Aim: Write out the whole of the material exactly.

Provided records:

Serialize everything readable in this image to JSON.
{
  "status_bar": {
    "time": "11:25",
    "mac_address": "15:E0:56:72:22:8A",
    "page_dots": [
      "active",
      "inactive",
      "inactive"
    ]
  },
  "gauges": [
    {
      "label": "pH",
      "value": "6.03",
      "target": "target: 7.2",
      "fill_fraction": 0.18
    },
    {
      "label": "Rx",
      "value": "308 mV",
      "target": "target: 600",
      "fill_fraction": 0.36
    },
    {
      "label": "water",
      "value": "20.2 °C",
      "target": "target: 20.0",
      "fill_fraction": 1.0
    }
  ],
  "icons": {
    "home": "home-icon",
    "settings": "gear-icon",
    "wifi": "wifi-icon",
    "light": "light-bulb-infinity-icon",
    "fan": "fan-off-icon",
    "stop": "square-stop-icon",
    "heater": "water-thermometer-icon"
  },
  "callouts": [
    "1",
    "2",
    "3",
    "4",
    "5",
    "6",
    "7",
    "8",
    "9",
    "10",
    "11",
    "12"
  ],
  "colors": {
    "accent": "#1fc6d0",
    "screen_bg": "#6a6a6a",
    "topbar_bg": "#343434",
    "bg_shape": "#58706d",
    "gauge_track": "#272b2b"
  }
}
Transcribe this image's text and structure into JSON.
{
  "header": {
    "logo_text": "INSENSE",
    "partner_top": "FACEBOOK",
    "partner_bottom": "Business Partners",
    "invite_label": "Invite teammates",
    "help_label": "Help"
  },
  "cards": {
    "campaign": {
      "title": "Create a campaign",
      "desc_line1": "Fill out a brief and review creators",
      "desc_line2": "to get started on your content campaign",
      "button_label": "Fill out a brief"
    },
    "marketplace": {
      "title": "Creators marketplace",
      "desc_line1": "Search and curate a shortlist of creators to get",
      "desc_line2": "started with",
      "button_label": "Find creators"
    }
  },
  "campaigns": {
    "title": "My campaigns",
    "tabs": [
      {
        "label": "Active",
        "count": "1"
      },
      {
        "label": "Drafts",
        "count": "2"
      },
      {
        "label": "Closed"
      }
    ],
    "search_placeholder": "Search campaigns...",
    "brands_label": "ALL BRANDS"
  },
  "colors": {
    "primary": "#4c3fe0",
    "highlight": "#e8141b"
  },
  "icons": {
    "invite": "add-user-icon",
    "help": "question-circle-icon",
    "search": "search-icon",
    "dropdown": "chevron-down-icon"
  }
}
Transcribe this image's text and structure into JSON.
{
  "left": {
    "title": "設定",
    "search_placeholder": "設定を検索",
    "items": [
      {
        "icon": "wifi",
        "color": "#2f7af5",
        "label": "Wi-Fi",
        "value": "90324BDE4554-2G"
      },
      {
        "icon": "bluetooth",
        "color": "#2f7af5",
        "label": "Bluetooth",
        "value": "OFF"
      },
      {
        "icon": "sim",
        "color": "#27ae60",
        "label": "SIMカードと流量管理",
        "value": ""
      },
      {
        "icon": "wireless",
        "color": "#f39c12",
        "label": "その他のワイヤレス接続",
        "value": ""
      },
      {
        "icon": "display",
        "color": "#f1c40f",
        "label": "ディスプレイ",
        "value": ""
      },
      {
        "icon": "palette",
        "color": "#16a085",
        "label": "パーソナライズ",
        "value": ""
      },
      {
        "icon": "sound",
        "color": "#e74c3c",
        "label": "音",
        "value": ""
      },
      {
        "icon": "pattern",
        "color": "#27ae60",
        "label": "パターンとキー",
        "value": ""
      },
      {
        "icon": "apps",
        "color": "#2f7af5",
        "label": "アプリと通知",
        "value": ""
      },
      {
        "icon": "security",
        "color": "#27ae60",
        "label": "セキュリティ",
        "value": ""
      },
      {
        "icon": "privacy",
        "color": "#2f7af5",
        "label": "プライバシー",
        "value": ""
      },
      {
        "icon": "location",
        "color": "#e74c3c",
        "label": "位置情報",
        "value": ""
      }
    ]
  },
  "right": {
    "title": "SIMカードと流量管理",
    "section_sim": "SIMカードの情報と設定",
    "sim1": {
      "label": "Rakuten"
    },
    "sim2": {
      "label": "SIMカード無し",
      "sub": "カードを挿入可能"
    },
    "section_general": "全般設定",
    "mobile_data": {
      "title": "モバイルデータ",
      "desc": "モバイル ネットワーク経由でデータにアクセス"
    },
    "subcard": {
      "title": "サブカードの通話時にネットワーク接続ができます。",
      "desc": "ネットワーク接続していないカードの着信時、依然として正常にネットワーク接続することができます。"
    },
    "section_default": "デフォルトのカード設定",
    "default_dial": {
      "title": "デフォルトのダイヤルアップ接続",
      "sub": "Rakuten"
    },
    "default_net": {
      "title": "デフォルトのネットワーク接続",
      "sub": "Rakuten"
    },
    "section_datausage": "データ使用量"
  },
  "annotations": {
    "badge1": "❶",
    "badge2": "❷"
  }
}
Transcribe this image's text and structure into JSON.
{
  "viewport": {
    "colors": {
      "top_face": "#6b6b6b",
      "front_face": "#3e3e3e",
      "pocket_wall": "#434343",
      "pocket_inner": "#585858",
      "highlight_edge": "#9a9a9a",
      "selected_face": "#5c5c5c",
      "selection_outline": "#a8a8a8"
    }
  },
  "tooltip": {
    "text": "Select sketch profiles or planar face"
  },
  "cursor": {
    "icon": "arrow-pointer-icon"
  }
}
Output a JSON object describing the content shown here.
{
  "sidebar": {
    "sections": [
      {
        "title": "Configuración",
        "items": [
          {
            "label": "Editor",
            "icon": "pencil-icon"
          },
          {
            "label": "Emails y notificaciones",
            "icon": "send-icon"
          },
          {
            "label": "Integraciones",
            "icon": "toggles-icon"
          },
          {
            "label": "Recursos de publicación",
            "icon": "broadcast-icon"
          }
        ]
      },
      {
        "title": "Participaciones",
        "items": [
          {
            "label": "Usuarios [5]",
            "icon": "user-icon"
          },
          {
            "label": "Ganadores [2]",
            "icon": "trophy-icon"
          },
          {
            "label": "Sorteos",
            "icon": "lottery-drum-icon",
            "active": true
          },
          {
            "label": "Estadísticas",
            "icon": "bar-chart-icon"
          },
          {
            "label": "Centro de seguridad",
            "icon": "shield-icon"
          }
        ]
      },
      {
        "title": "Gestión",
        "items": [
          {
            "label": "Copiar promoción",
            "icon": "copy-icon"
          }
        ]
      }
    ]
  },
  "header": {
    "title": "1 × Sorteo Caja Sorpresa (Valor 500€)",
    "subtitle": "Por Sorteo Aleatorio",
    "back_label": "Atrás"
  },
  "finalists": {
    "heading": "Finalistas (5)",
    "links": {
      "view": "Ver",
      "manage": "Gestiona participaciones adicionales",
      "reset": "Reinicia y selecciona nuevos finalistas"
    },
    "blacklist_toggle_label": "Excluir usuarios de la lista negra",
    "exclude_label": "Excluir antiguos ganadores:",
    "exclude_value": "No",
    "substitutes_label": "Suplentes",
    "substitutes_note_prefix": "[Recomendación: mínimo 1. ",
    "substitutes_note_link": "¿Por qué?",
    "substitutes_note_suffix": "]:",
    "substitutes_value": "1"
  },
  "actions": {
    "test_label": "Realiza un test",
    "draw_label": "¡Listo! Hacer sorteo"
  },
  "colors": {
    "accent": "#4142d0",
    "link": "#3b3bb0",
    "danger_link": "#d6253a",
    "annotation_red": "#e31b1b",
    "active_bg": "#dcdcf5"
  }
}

Output:
Serialize everything readable in this image to JSON.
{
  "status_bar": {
    "time": "11:25",
    "mac_address": "15:E0:56:72:22:8A",
    "page_dots": [
      "active",
      "inactive",
      "inactive"
    ]
  },
  "gauges": [
    {
      "label": "pH",
      "value": "6.03",
      "target": "target: 7.2",
      "fill_fraction": 0.18
    },
    {
      "label": "Rx",
      "value": "308 mV",
      "target": "target: 600",
      "fill_fraction": 0.36
    },
    {
      "label": "water",
      "value": "20.2 °C",
      "target": "target: 20.0",
      "fill_fraction": 1.0
    }
  ],
  "icons": {
    "home": "home-icon",
    "settings": "gear-icon",
    "wifi": "wifi-icon",
    "light": "light-bulb-infinity-icon",
    "fan": "fan-off-icon",
    "stop": "square-stop-icon",
    "heater": "water-thermometer-icon"
  },
  "callouts": [
    "1",
    "2",
    "3",
    "4",
    "5",
    "6",
    "7",
    "8",
    "9",
    "10",
    "11",
    "12"
  ],
  "colors": {
    "accent": "#1fc6d0",
    "screen_bg": "#6a6a6a",
    "topbar_bg": "#343434",
    "bg_shape": "#58706d",
    "gauge_track": "#272b2b"
  }
}
Transcribe this image's text and structure into JSON.
{
  "header": {
    "logo_text": "INSENSE",
    "partner_top": "FACEBOOK",
    "partner_bottom": "Business Partners",
    "invite_label": "Invite teammates",
    "help_label": "Help"
  },
  "cards": {
    "campaign": {
      "title": "Create a campaign",
      "desc_line1": "Fill out a brief and review creators",
      "desc_line2": "to get started on your content campaign",
      "button_label": "Fill out a brief"
    },
    "marketplace": {
      "title": "Creators marketplace",
      "desc_line1": "Search and curate a shortlist of creators to get",
      "desc_line2": "started with",
      "button_label": "Find creators"
    }
  },
  "campaigns": {
    "title": "My campaigns",
    "tabs": [
      {
        "label": "Active",
        "count": "1"
      },
      {
        "label": "Drafts",
        "count": "2"
      },
      {
        "label": "Closed"
      }
    ],
    "search_placeholder": "Search campaigns...",
    "brands_label": "ALL BRANDS"
  },
  "colors": {
    "primary": "#4c3fe0",
    "highlight": "#e8141b"
  },
  "icons": {
    "invite": "add-user-icon",
    "help": "question-circle-icon",
    "search": "search-icon",
    "dropdown": "chevron-down-icon"
  }
}
Transcribe this image's text and structure into JSON.
{
  "left": {
    "title": "設定",
    "search_placeholder": "設定を検索",
    "items": [
      {
        "icon": "wifi",
        "color": "#2f7af5",
        "label": "Wi-Fi",
        "value": "90324BDE4554-2G"
      },
      {
        "icon": "bluetooth",
        "color": "#2f7af5",
        "label": "Bluetooth",
        "value": "OFF"
      },
      {
        "icon": "sim",
        "color": "#27ae60",
        "label": "SIMカードと流量管理",
        "value": ""
      },
      {
        "icon": "wireless",
        "color": "#f39c12",
        "label": "その他のワイヤレス接続",
        "value": ""
      },
      {
        "icon": "display",
        "color": "#f1c40f",
        "label": "ディスプレイ",
        "value": ""
      },
      {
        "icon": "palette",
        "color": "#16a085",
        "label": "パーソナライズ",
        "value": ""
      },
      {
        "icon": "sound",
        "color": "#e74c3c",
        "label": "音",
        "value": ""
      },
      {
        "icon": "pattern",
        "color": "#27ae60",
        "label": "パターンとキー",
        "value": ""
      },
      {
        "icon": "apps",
        "color": "#2f7af5",
        "label": "アプリと通知",
        "value": ""
      },
      {
        "icon": "security",
        "color": "#27ae60",
        "label": "セキュリティ",
        "value": ""
      },
      {
        "icon": "privacy",
        "color": "#2f7af5",
        "label": "プライバシー",
        "value": ""
      },
      {
        "icon": "location",
        "color": "#e74c3c",
        "label": "位置情報",
        "value": ""
      }
    ]
  },
  "right": {
    "title": "SIMカードと流量管理",
    "section_sim": "SIMカードの情報と設定",
    "sim1": {
      "label": "Rakuten"
    },
    "sim2": {
      "label": "SIMカード無し",
      "sub": "カードを挿入可能"
    },
    "section_general": "全般設定",
    "mobile_data": {
      "title": "モバイルデータ",
      "desc": "モバイル ネットワーク経由でデータにアクセス"
    },
    "subcard": {
      "title": "サブカードの通話時にネットワーク接続ができます。",
      "desc": "ネットワーク接続していないカードの着信時、依然として正常にネットワーク接続することができます。"
    },
    "section_default": "デフォルトのカード設定",
    "default_dial": {
      "title": "デフォルトのダイヤルアップ接続",
      "sub": "Rakuten"
    },
    "default_net": {
      "title": "デフォルトのネットワーク接続",
      "sub": "Rakuten"
    },
    "section_datausage": "データ使用量"
  },
  "annotations": {
    "badge1": "❶",
    "badge2": "❷"
  }
}
Transcribe this image's text and structure into JSON.
{
  "viewport": {
    "colors": {
      "top_face": "#6b6b6b",
      "front_face": "#3e3e3e",
      "pocket_wall": "#434343",
      "pocket_inner": "#585858",
      "highlight_edge": "#9a9a9a",
      "selected_face": "#5c5c5c",
      "selection_outline": "#a8a8a8"
    }
  },
  "tooltip": {
    "text": "Select sketch profiles or planar face"
  },
  "cursor": {
    "icon": "arrow-pointer-icon"
  }
}
Output a JSON object describing the content shown here.
{
  "sidebar": {
    "sections": [
      {
        "title": "Configuración",
        "items": [
          {
            "label": "Editor",
            "icon": "pencil-icon"
          },
          {
            "label": "Emails y notificaciones",
            "icon": "send-icon"
          },
          {
            "label": "Integraciones",
            "icon": "toggles-icon"
          },
          {
            "label": "Recursos de publicación",
            "icon": "broadcast-icon"
          }
        ]
      },
      {
        "title": "Participaciones",
        "items": [
          {
            "label": "Usuarios [5]",
            "icon": "user-icon"
          },
          {
            "label": "Ganadores [2]",
            "icon": "trophy-icon"
          },
          {
            "label": "Sorteos",
            "icon": "lottery-drum-icon",
            "active": true
          },
          {
            "label": "Estadísticas",
            "icon": "bar-chart-icon"
          },
          {
            "label": "Centro de seguridad",
            "icon": "shield-icon"
          }
        ]
      },
      {
        "title": "Gestión",
        "items": [
          {
            "label": "Copiar promoción",
            "icon": "copy-icon"
          }
        ]
      }
    ]
  },
  "header": {
    "title": "1 × Sorteo Caja Sorpresa (Valor 500€)",
    "subtitle": "Por Sorteo Aleatorio",
    "back_label": "Atrás"
  },
  "finalists": {
    "heading": "Finalistas (5)",
    "links": {
      "view": "Ver",
      "manage": "Gestiona participaciones adicionales",
      "reset": "Reinicia y selecciona nuevos finalistas"
    },
    "blacklist_toggle_label": "Excluir usuarios de la lista negra",
    "exclude_label": "Excluir antiguos ganadores:",
    "exclude_value": "No",
    "substitutes_label": "Suplentes",
    "substitutes_note_prefix": "[Recomendación: mínimo 1. ",
    "substitutes_note_link": "¿Por qué?",
    "substitutes_note_suffix": "]:",
    "substitutes_value": "1"
  },
  "actions": {
    "test_label": "Realiza un test",
    "draw_label": "¡Listo! Hacer sorteo"
  },
  "colors": {
    "accent": "#4142d0",
    "link": "#3b3bb0",
    "danger_link": "#d6253a",
    "annotation_red": "#e31b1b",
    "active_bg": "#dcdcf5"
  }
}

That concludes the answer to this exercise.